Exercise description
Report only how many lines hold the word "النبوية".

===== Data excerpts =====

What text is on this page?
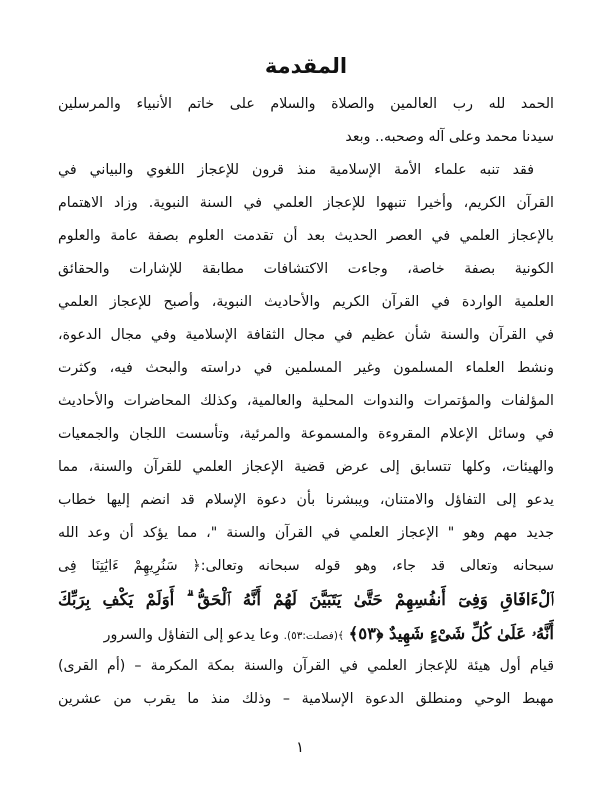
المقدمة
الحمد لله رب العالمين والصلاة والسلام على خاتم الأنبياء والمرسلين
سيدنا محمد وعلى آله وصحبه.. وبعد
فقد تنبه علماء الأمة الإسلامية منذ قرون للإعجاز اللغوي والبياني في
القرآن الكريم، وأخيرا تنبهوا للإعجاز العلمي في السنة النبوية. وزاد الاهتمام
بالإعجاز العلمي في العصر الحديث بعد أن تقدمت العلوم بصفة عامة والعلوم
الكونية بصفة خاصة، وجاءت الاكتشافات مطابقة للإشارات والحقائق
العلمية الواردة في القرآن الكريم والأحاديث النبوية، وأصبح للإعجاز العلمي
في القرآن والسنة شأن عظيم في مجال الثقافة الإسلامية وفي مجال الدعوة،
ونشط العلماء المسلمون وغير المسلمين في دراسته والبحث فيه، وكثرت
المؤلفات والمؤتمرات والندوات المحلية والعالمية، وكذلك المحاضرات والأحاديث
في وسائل الإعلام المقروءة والمسموعة والمرئية، وتأسست اللجان والجمعيات
والهيئات، وكلها تتسابق إلى عرض قضية الإعجاز العلمي للقرآن والسنة، مما
يدعو إلى التفاؤل والامتنان، ويبشرنا بأن دعوة الإسلام قد انضم إليها خطاب
جديد مهم وهو " الإعجاز العلمي في القرآن والسنة "، مما يؤكد أن وعد الله
سبحانه وتعالى قد جاء، وهو قوله سبحانه وتعالى:﴿ سَنُرِيهِمْ ءَايَٰتِنَا فِى
ٱلْءَافَاقِ وَفِىٓ أَنفُسِهِمْ حَتَّىٰ يَتَبَيَّنَ لَهُمْ أَنَّهُ ٱلْحَقُّ ۗ أَوَلَمْ يَكْفِ بِرَبِّكَ
أَنَّهُۥ عَلَىٰ كُلِّ شَىْءٍ شَهِيدٌ ﴿٥٣﴾ ﴾(فصلت:٥٣). وعا يدعو إلى التفاؤل والسرور
قيام أول هيئة للإعجاز العلمي في القرآن والسنة بمكة المكرمة – (أم القرى)
مهبط الوحي ومنطلق الدعوة الإسلامية – وذلك منذ ما يقرب من عشرين
١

=====

Solution to the exercise
2